#### Exercise brief:
Copy every line of the records below where the word "Secondary" occurs.

[[ Records provided open ]]

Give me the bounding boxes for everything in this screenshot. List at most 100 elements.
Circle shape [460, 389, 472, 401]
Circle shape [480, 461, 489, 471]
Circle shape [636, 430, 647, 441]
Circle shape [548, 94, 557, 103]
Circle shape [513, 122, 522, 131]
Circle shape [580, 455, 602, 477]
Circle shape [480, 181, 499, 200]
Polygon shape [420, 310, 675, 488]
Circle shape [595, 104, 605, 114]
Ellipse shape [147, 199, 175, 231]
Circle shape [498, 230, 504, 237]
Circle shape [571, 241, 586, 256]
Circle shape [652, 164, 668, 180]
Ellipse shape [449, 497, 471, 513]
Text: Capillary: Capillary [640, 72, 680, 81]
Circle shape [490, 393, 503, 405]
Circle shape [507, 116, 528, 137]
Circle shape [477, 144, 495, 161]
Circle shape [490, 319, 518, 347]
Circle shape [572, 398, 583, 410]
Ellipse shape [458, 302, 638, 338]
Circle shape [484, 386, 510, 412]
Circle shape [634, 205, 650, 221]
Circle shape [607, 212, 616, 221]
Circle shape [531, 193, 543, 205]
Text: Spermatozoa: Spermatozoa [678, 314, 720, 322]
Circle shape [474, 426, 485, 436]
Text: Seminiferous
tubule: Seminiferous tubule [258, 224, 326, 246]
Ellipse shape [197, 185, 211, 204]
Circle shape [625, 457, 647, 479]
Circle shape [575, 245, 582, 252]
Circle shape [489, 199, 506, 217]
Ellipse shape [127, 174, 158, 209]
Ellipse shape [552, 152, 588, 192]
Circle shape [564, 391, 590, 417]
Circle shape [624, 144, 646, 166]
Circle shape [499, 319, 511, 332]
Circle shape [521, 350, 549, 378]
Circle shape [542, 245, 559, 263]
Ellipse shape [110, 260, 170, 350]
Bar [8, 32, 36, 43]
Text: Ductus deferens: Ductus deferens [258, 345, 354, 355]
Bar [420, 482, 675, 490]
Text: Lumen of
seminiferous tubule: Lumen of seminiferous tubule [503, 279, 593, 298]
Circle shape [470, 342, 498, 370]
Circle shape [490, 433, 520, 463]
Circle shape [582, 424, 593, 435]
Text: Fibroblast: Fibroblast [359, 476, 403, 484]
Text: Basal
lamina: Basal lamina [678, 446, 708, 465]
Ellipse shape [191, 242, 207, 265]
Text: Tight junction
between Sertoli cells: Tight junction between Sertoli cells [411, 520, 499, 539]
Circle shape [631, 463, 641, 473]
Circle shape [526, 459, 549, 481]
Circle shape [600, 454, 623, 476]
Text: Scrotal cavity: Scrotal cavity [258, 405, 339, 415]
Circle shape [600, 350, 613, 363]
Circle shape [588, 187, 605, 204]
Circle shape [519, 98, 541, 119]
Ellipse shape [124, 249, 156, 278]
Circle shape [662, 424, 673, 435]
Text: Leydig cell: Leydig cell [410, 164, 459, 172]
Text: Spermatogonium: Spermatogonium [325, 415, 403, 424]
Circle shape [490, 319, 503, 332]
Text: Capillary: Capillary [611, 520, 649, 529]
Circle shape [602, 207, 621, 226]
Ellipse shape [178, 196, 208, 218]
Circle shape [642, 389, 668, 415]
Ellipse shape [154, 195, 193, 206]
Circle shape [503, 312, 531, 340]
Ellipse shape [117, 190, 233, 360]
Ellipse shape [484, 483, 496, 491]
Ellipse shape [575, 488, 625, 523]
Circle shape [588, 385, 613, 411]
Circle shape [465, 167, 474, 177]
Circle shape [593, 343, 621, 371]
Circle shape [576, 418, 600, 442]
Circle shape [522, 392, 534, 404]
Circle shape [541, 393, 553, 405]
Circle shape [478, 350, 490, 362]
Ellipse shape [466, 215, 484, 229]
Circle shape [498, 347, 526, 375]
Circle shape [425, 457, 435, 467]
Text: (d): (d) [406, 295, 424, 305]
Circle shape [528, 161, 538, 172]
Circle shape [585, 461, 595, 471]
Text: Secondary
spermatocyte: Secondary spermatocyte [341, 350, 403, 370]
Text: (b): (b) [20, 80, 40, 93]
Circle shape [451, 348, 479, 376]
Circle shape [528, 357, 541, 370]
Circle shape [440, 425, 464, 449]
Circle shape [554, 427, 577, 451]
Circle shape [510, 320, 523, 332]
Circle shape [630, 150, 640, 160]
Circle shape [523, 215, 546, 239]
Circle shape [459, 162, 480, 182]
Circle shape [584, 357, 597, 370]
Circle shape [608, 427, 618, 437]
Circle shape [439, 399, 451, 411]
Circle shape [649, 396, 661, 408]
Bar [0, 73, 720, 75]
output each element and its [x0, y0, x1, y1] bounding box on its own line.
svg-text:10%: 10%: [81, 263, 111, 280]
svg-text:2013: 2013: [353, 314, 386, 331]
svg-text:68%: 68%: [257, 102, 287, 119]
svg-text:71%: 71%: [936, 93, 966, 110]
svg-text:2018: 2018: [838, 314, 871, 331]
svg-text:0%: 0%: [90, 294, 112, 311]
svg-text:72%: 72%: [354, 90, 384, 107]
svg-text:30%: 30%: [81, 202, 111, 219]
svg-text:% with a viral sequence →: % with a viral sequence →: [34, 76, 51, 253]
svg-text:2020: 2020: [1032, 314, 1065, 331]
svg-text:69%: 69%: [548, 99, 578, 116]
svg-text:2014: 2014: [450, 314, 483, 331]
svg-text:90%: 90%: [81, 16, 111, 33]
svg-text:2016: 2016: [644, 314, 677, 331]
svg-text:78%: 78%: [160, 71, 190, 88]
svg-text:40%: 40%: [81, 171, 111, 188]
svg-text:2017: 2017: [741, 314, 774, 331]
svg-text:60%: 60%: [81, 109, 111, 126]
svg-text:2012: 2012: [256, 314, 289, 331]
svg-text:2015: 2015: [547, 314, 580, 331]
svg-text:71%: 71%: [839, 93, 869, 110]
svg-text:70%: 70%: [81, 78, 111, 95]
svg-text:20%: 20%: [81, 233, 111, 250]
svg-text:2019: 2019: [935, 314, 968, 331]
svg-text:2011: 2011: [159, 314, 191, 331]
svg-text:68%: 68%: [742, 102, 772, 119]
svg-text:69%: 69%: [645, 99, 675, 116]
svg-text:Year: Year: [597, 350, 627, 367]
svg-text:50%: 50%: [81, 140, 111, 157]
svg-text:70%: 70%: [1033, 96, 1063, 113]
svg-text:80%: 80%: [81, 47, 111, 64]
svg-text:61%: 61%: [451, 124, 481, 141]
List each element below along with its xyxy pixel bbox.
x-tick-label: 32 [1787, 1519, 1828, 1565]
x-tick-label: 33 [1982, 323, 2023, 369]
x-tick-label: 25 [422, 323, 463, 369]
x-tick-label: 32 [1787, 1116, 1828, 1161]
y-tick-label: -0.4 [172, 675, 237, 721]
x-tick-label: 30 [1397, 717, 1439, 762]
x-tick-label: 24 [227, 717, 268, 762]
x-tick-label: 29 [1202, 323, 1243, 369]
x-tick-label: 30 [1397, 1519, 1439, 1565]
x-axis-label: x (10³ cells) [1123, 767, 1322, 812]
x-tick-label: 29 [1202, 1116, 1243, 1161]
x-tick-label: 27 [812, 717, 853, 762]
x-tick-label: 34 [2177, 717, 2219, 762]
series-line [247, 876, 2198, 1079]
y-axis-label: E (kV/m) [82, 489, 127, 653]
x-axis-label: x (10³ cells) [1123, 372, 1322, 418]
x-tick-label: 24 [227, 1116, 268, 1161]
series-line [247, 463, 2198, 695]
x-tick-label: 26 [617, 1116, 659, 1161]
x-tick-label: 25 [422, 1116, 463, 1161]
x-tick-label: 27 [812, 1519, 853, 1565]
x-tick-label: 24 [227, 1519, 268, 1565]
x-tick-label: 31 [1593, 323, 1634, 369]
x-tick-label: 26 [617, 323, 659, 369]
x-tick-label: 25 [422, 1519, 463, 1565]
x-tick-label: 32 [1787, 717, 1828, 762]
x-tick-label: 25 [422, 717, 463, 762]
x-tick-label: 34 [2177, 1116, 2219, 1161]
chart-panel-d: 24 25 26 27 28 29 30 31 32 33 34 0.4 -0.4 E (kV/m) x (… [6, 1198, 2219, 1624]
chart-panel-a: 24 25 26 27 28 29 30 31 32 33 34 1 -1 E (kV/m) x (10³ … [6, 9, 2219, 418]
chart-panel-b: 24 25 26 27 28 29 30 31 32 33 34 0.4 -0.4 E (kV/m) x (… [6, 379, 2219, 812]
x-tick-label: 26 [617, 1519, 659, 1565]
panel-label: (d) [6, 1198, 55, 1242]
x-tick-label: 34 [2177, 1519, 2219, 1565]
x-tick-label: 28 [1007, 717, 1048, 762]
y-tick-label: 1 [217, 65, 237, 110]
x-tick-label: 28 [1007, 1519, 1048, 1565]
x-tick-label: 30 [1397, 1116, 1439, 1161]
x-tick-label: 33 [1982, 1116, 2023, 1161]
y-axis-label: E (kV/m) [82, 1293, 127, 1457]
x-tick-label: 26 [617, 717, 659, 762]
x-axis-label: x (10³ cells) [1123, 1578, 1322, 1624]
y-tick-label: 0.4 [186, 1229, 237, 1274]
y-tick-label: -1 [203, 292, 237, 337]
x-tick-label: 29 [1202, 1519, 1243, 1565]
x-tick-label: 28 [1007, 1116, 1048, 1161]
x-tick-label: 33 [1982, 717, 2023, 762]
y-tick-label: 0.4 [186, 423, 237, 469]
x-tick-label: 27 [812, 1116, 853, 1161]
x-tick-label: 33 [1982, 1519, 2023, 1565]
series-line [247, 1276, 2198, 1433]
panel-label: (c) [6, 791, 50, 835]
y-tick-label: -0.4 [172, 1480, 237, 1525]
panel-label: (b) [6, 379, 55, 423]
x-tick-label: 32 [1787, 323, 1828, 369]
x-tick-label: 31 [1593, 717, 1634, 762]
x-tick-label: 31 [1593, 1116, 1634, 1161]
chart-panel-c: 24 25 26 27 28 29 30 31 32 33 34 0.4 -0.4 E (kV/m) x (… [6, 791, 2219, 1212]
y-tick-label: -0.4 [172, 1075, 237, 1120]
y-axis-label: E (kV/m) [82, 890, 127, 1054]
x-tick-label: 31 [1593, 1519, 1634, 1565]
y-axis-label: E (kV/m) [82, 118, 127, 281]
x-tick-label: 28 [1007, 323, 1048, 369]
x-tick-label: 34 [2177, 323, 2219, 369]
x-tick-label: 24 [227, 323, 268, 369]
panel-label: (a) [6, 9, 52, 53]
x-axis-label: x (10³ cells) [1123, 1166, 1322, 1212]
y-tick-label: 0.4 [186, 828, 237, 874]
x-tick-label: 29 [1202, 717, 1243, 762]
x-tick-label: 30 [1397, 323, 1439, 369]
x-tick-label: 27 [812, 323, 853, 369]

[[ Records provided closed ]]

#### Reply:
Text: Secondary
spermatocyte: Secondary spermatocyte [341, 350, 403, 370]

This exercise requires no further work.